## REQUIRED WORK:
Show every line where "志愿者联络与服务部" occurs.

## MATERIAL FOR THIS EXERCISE:

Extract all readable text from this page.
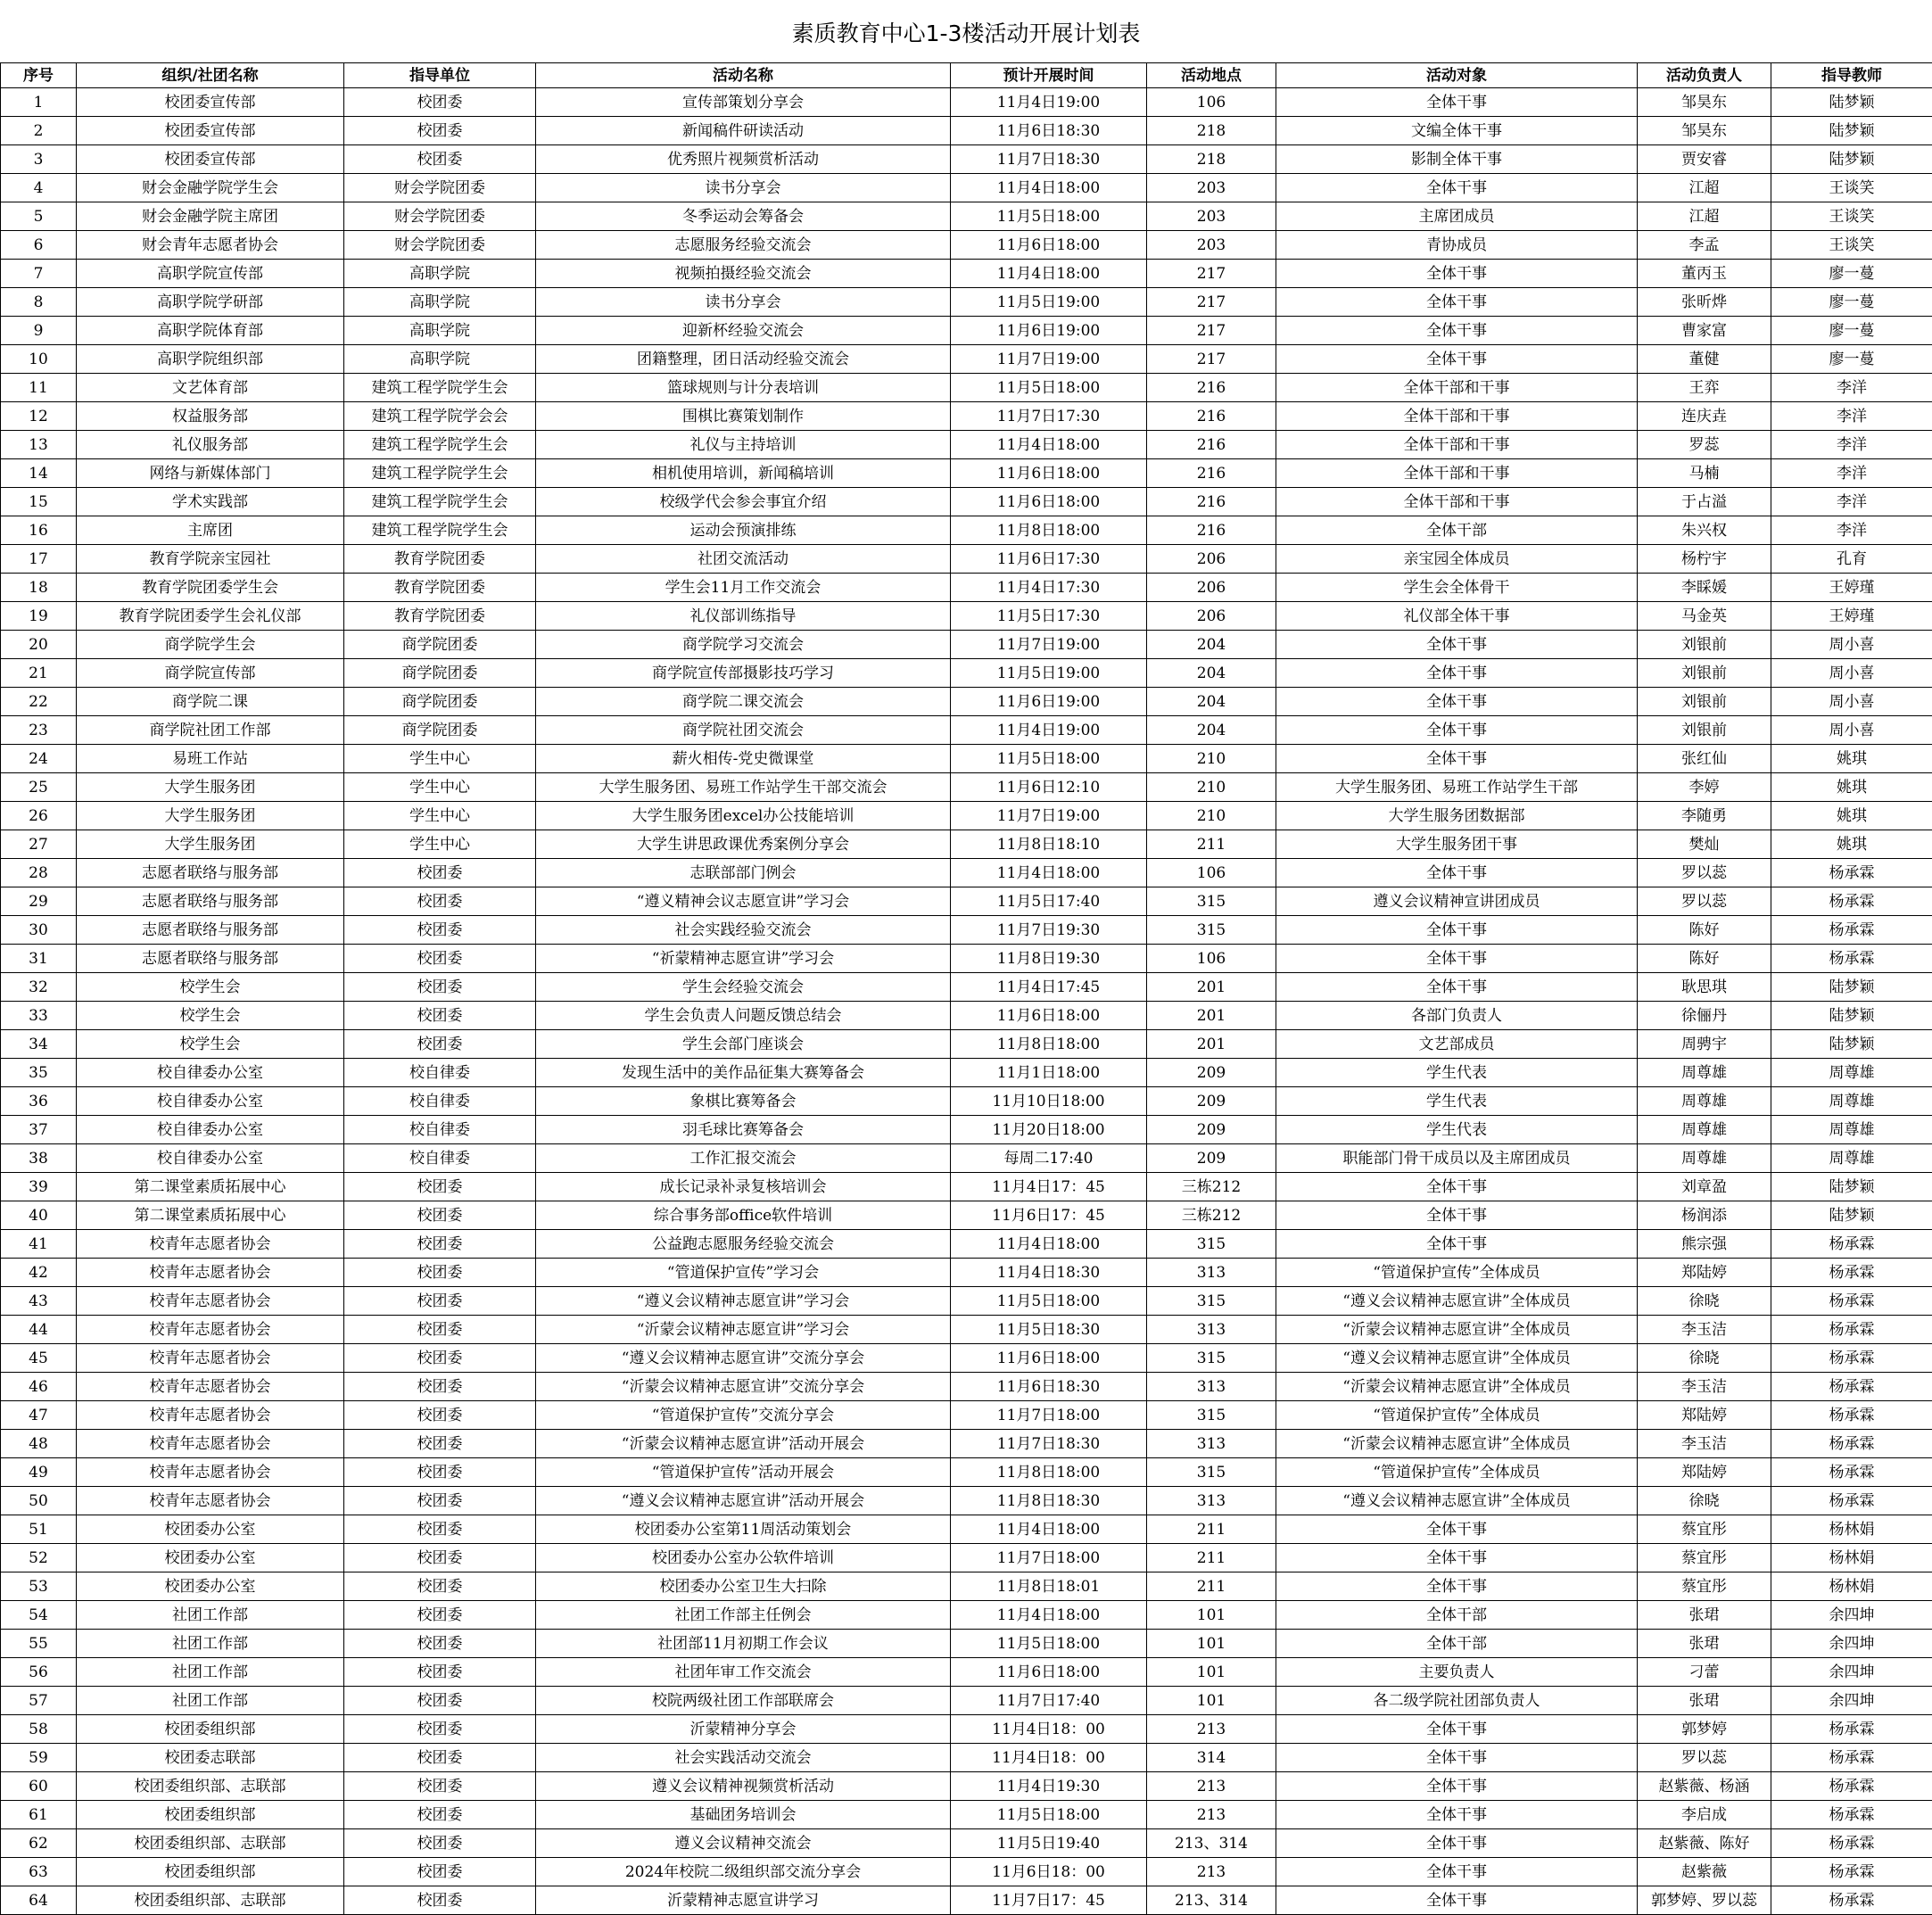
素质教育中心1-3楼活动开展计划表
序号	组织/社团名称	指导单位	活动名称	预计开展时间	活动地点	活动对象	活动负责人	指导教师
1	校团委宣传部	校团委	宣传部策划分享会	11月4日19:00	106	全体干事	邹昊东	陆梦颖
2	校团委宣传部	校团委	新闻稿件研读活动	11月6日18:30	218	文编全体干事	邹昊东	陆梦颖
3	校团委宣传部	校团委	优秀照片视频赏析活动	11月7日18:30	218	影制全体干事	贾安睿	陆梦颖
4	财会金融学院学生会	财会学院团委	读书分享会	11月4日18:00	203	全体干事	江超	王谈笑
5	财会金融学院主席团	财会学院团委	冬季运动会筹备会	11月5日18:00	203	主席团成员	江超	王谈笑
6	财会青年志愿者协会	财会学院团委	志愿服务经验交流会	11月6日18:00	203	青协成员	李孟	王谈笑
7	高职学院宣传部	高职学院	视频拍摄经验交流会	11月4日18:00	217	全体干事	董丙玉	廖一蔓
8	高职学院学研部	高职学院	读书分享会	11月5日19:00	217	全体干事	张昕烨	廖一蔓
9	高职学院体育部	高职学院	迎新杯经验交流会	11月6日19:00	217	全体干事	曹家富	廖一蔓
10	高职学院组织部	高职学院	团籍整理，团日活动经验交流会	11月7日19:00	217	全体干事	董健	廖一蔓
11	文艺体育部	建筑工程学院学生会	篮球规则与计分表培训	11月5日18:00	216	全体干部和干事	王弈	李洋
12	权益服务部	建筑工程学院学会会	围棋比赛策划制作	11月7日17:30	216	全体干部和干事	连庆垚	李洋
13	礼仪服务部	建筑工程学院学生会	礼仪与主持培训	11月4日18:00	216	全体干部和干事	罗蕊	李洋
14	网络与新媒体部门	建筑工程学院学生会	相机使用培训，新闻稿培训	11月6日18:00	216	全体干部和干事	马楠	李洋
15	学术实践部	建筑工程学院学生会	校级学代会参会事宜介绍	11月6日18:00	216	全体干部和干事	于占溢	李洋
16	主席团	建筑工程学院学生会	运动会预演排练	11月8日18:00	216	全体干部	朱兴权	李洋
17	教育学院亲宝园社	教育学院团委	社团交流活动	11月6日17:30	206	亲宝园全体成员	杨柠宇	孔育
18	教育学院团委学生会	教育学院团委	学生会11月工作交流会	11月4日17:30	206	学生会全体骨干	李睬媛	王婷瑾
19	教育学院团委学生会礼仪部	教育学院团委	礼仪部训练指导	11月5日17:30	206	礼仪部全体干事	马金英	王婷瑾
20	商学院学生会	商学院团委	商学院学习交流会	11月7日19:00	204	全体干事	刘银前	周小喜
21	商学院宣传部	商学院团委	商学院宣传部摄影技巧学习	11月5日19:00	204	全体干事	刘银前	周小喜
22	商学院二课	商学院团委	商学院二课交流会	11月6日19:00	204	全体干事	刘银前	周小喜
23	商学院社团工作部	商学院团委	商学院社团交流会	11月4日19:00	204	全体干事	刘银前	周小喜
24	易班工作站	学生中心	薪火相传-党史微课堂	11月5日18:00	210	全体干事	张红仙	姚琪
25	大学生服务团	学生中心	大学生服务团、易班工作站学生干部交流会	11月6日12:10	210	大学生服务团、易班工作站学生干部	李婷	姚琪
26	大学生服务团	学生中心	大学生服务团excel办公技能培训	11月7日19:00	210	大学生服务团数据部	李随勇	姚琪
27	大学生服务团	学生中心	大学生讲思政课优秀案例分享会	11月8日18:10	211	大学生服务团干事	樊灿	姚琪
28	志愿者联络与服务部	校团委	志联部部门例会	11月4日18:00	106	全体干事	罗以蕊	杨承霖
29	志愿者联络与服务部	校团委	“遵义精神会议志愿宣讲”学习会	11月5日17:40	315	遵义会议精神宣讲团成员	罗以蕊	杨承霖
30	志愿者联络与服务部	校团委	社会实践经验交流会	11月7日19:30	315	全体干事	陈好	杨承霖
31	志愿者联络与服务部	校团委	“祈蒙精神志愿宣讲”学习会	11月8日19:30	106	全体干事	陈好	杨承霖
32	校学生会	校团委	学生会经验交流会	11月4日17:45	201	全体干事	耿思琪	陆梦颖
33	校学生会	校团委	学生会负责人问题反馈总结会	11月6日18:00	201	各部门负责人	徐俪丹	陆梦颖
34	校学生会	校团委	学生会部门座谈会	11月8日18:00	201	文艺部成员	周骋宇	陆梦颖
35	校自律委办公室	校自律委	发现生活中的美作品征集大赛筹备会	11月1日18:00	209	学生代表	周尊雄	周尊雄
36	校自律委办公室	校自律委	象棋比赛筹备会	11月10日18:00	209	学生代表	周尊雄	周尊雄
37	校自律委办公室	校自律委	羽毛球比赛筹备会	11月20日18:00	209	学生代表	周尊雄	周尊雄
38	校自律委办公室	校自律委	工作汇报交流会	每周二17:40	209	职能部门骨干成员以及主席团成员	周尊雄	周尊雄
39	第二课堂素质拓展中心	校团委	成长记录补录复核培训会	11月4日17：45	三栋212	全体干事	刘章盈	陆梦颖
40	第二课堂素质拓展中心	校团委	综合事务部office软件培训	11月6日17：45	三栋212	全体干事	杨润添	陆梦颖
41	校青年志愿者协会	校团委	公益跑志愿服务经验交流会	11月4日18:00	315	全体干事	熊宗强	杨承霖
42	校青年志愿者协会	校团委	“管道保护宣传”学习会	11月4日18:30	313	“管道保护宣传”全体成员	郑陆婷	杨承霖
43	校青年志愿者协会	校团委	“遵义会议精神志愿宣讲”学习会	11月5日18:00	315	“遵义会议精神志愿宣讲”全体成员	徐晓	杨承霖
44	校青年志愿者协会	校团委	“沂蒙会议精神志愿宣讲”学习会	11月5日18:30	313	“沂蒙会议精神志愿宣讲”全体成员	李玉洁	杨承霖
45	校青年志愿者协会	校团委	“遵义会议精神志愿宣讲”交流分享会	11月6日18:00	315	“遵义会议精神志愿宣讲”全体成员	徐晓	杨承霖
46	校青年志愿者协会	校团委	“沂蒙会议精神志愿宣讲”交流分享会	11月6日18:30	313	“沂蒙会议精神志愿宣讲”全体成员	李玉洁	杨承霖
47	校青年志愿者协会	校团委	“管道保护宣传”交流分享会	11月7日18:00	315	“管道保护宣传”全体成员	郑陆婷	杨承霖
48	校青年志愿者协会	校团委	“沂蒙会议精神志愿宣讲”活动开展会	11月7日18:30	313	“沂蒙会议精神志愿宣讲”全体成员	李玉洁	杨承霖
49	校青年志愿者协会	校团委	“管道保护宣传”活动开展会	11月8日18:00	315	“管道保护宣传”全体成员	郑陆婷	杨承霖
50	校青年志愿者协会	校团委	“遵义会议精神志愿宣讲”活动开展会	11月8日18:30	313	“遵义会议精神志愿宣讲”全体成员	徐晓	杨承霖
51	校团委办公室	校团委	校团委办公室第11周活动策划会	11月4日18:00	211	全体干事	蔡宜彤	杨林娟
52	校团委办公室	校团委	校团委办公室办公软件培训	11月7日18:00	211	全体干事	蔡宜彤	杨林娟
53	校团委办公室	校团委	校团委办公室卫生大扫除	11月8日18:01	211	全体干事	蔡宜彤	杨林娟
54	社团工作部	校团委	社团工作部主任例会	11月4日18:00	101	全体干部	张珺	余四坤
55	社团工作部	校团委	社团部11月初期工作会议	11月5日18:00	101	全体干部	张珺	余四坤
56	社团工作部	校团委	社团年审工作交流会	11月6日18:00	101	主要负责人	刁蕾	余四坤
57	社团工作部	校团委	校院两级社团工作部联席会	11月7日17:40	101	各二级学院社团部负责人	张珺	余四坤
58	校团委组织部	校团委	沂蒙精神分享会	11月4日18：00	213	全体干事	郭梦婷	杨承霖
59	校团委志联部	校团委	社会实践活动交流会	11月4日18：00	314	全体干事	罗以蕊	杨承霖
60	校团委组织部、志联部	校团委	遵义会议精神视频赏析活动	11月4日19:30	213	全体干事	赵紫薇、杨涵	杨承霖
61	校团委组织部	校团委	基础团务培训会	11月5日18:00	213	全体干事	李启成	杨承霖
62	校团委组织部、志联部	校团委	遵义会议精神交流会	11月5日19:40	213、314	全体干事	赵紫薇、陈好	杨承霖
63	校团委组织部	校团委	2024年校院二级组织部交流分享会	11月6日18：00	213	全体干事	赵紫薇	杨承霖
64	校团委组织部、志联部	校团委	沂蒙精神志愿宣讲学习	11月7日17：45	213、314	全体干事	郭梦婷、罗以蕊	杨承霖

## SOLUTION FOR THIS EXERCISE:
28	志愿者联络与服务部	校团委	志联部部门例会	11月4日18:00	106	全体干事	罗以蕊	杨承霖
29	志愿者联络与服务部	校团委	“遵义精神会议志愿宣讲”学习会	11月5日17:40	315	遵义会议精神宣讲团成员	罗以蕊	杨承霖
30	志愿者联络与服务部	校团委	社会实践经验交流会	11月7日19:30	315	全体干事	陈好	杨承霖
31	志愿者联络与服务部	校团委	“祈蒙精神志愿宣讲”学习会	11月8日19:30	106	全体干事	陈好	杨承霖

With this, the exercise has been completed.